Task instructions:
Reproduce all entries word for word.

Data for processing:
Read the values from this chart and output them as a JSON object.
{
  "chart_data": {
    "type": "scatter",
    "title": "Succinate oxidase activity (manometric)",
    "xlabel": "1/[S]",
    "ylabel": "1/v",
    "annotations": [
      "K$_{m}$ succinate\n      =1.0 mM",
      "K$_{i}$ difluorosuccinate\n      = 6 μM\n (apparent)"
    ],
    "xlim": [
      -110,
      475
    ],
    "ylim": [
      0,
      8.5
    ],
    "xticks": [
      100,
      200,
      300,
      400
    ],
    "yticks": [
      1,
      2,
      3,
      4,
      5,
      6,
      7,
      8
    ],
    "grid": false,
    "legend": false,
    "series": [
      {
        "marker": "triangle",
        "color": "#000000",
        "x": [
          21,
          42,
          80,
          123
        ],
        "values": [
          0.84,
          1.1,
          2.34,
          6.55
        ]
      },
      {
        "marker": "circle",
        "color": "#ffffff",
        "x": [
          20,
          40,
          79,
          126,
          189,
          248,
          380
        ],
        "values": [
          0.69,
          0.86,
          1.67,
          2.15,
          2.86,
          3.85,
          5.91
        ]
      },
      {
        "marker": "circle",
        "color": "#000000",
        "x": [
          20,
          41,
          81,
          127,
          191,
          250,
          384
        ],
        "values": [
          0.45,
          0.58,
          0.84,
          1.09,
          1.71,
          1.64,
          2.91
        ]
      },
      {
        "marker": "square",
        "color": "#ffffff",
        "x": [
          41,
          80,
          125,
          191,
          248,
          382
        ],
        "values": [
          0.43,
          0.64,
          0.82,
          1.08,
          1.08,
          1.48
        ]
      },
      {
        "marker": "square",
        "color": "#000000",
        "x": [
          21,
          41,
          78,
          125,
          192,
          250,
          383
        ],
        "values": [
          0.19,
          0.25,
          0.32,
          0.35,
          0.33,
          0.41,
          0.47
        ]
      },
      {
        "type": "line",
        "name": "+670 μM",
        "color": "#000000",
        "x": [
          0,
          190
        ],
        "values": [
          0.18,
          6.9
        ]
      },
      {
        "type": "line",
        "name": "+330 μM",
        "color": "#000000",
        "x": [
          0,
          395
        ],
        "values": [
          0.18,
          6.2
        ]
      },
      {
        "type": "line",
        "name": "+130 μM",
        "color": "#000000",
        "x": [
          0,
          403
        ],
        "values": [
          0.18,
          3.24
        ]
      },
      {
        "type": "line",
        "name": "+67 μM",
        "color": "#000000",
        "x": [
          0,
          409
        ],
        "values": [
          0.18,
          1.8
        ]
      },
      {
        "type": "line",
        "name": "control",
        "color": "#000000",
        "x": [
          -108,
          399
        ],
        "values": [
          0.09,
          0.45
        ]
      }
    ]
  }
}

Result for this task:
Read the values from this chart and output them as a JSON object.
{
  "chart_data": {
    "type": "scatter",
    "title": "Succinate oxidase activity (manometric)",
    "xlabel": "1/[S]",
    "ylabel": "1/v",
    "annotations": [
      "K$_{m}$ succinate\n      =1.0 mM",
      "K$_{i}$ difluorosuccinate\n      = 6 μM\n (apparent)"
    ],
    "xlim": [
      -110,
      475
    ],
    "ylim": [
      0,
      8.5
    ],
    "xticks": [
      100,
      200,
      300,
      400
    ],
    "yticks": [
      1,
      2,
      3,
      4,
      5,
      6,
      7,
      8
    ],
    "grid": false,
    "legend": false,
    "series": [
      {
        "marker": "triangle",
        "color": "#000000",
        "x": [
          21,
          42,
          80,
          123
        ],
        "values": [
          0.84,
          1.1,
          2.34,
          6.55
        ]
      },
      {
        "marker": "circle",
        "color": "#ffffff",
        "x": [
          20,
          40,
          79,
          126,
          189,
          248,
          380
        ],
        "values": [
          0.69,
          0.86,
          1.67,
          2.15,
          2.86,
          3.85,
          5.91
        ]
      },
      {
        "marker": "circle",
        "color": "#000000",
        "x": [
          20,
          41,
          81,
          127,
          191,
          250,
          384
        ],
        "values": [
          0.45,
          0.58,
          0.84,
          1.09,
          1.71,
          1.64,
          2.91
        ]
      },
      {
        "marker": "square",
        "color": "#ffffff",
        "x": [
          41,
          80,
          125,
          191,
          248,
          382
        ],
        "values": [
          0.43,
          0.64,
          0.82,
          1.08,
          1.08,
          1.48
        ]
      },
      {
        "marker": "square",
        "color": "#000000",
        "x": [
          21,
          41,
          78,
          125,
          192,
          250,
          383
        ],
        "values": [
          0.19,
          0.25,
          0.32,
          0.35,
          0.33,
          0.41,
          0.47
        ]
      },
      {
        "type": "line",
        "name": "+670 μM",
        "color": "#000000",
        "x": [
          0,
          190
        ],
        "values": [
          0.18,
          6.9
        ]
      },
      {
        "type": "line",
        "name": "+330 μM",
        "color": "#000000",
        "x": [
          0,
          395
        ],
        "values": [
          0.18,
          6.2
        ]
      },
      {
        "type": "line",
        "name": "+130 μM",
        "color": "#000000",
        "x": [
          0,
          403
        ],
        "values": [
          0.18,
          3.24
        ]
      },
      {
        "type": "line",
        "name": "+67 μM",
        "color": "#000000",
        "x": [
          0,
          409
        ],
        "values": [
          0.18,
          1.8
        ]
      },
      {
        "type": "line",
        "name": "control",
        "color": "#000000",
        "x": [
          -108,
          399
        ],
        "values": [
          0.09,
          0.45
        ]
      }
    ]
  }
}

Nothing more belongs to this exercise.